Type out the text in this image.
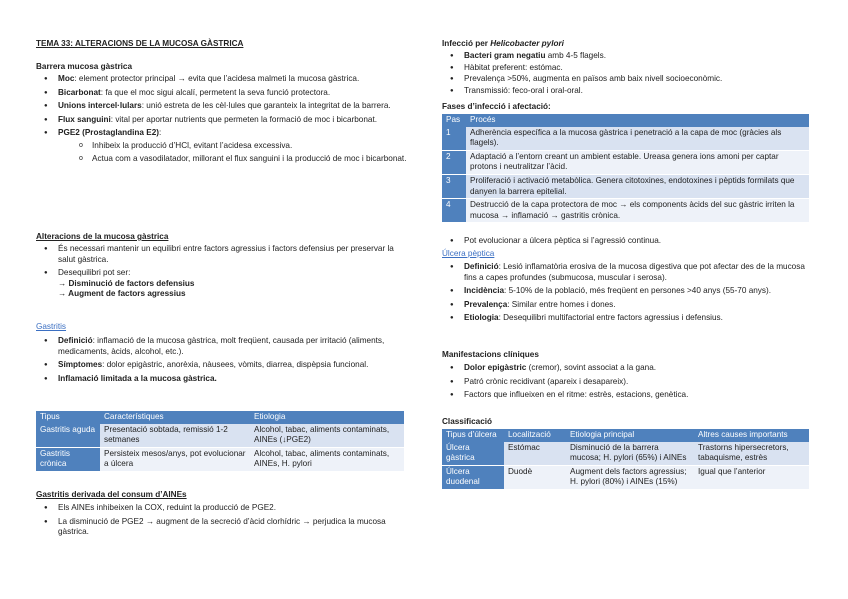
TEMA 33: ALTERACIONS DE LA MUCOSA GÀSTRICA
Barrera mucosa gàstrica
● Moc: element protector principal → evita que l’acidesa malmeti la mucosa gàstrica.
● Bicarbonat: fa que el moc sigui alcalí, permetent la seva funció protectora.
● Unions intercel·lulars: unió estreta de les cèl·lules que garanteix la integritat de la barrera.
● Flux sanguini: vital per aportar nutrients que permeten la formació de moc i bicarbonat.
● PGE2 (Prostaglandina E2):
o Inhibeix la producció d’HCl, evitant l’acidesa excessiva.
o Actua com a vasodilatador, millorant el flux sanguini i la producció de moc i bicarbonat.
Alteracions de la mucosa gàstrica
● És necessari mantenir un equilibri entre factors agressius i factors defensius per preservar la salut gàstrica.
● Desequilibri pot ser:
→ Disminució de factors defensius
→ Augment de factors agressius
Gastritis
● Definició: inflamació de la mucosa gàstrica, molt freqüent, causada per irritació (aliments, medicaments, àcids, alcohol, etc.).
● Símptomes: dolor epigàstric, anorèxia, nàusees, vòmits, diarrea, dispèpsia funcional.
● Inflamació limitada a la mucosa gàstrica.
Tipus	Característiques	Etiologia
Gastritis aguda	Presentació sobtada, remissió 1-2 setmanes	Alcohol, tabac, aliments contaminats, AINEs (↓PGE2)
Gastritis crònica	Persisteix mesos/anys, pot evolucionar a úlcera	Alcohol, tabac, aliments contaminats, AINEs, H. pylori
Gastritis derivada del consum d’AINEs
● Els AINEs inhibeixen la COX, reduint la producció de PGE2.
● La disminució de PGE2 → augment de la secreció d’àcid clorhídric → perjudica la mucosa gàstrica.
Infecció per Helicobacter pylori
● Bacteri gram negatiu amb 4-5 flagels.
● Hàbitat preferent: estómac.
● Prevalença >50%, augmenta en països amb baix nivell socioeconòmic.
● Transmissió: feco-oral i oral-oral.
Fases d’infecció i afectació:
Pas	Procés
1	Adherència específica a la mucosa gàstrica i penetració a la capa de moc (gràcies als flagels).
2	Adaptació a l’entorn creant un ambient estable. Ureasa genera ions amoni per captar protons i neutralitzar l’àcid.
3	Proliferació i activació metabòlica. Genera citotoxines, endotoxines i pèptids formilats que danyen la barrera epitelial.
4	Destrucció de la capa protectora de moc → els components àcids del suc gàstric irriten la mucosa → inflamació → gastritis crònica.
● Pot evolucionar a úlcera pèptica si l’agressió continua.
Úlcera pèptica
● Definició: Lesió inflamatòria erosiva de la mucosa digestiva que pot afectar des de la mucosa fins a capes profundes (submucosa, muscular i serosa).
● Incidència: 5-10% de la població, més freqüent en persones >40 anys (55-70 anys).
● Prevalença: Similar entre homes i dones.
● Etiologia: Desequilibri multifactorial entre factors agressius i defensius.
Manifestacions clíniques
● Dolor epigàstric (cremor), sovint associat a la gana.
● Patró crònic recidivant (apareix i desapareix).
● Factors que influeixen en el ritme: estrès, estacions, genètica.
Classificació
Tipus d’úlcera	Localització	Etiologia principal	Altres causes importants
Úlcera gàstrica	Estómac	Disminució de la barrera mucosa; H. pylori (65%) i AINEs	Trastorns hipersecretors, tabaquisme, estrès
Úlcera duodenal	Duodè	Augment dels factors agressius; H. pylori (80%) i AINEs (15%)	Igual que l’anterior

Your assignment: Lines with "Prevalença" in the records: how many are there? Give only the number.

Output below: 2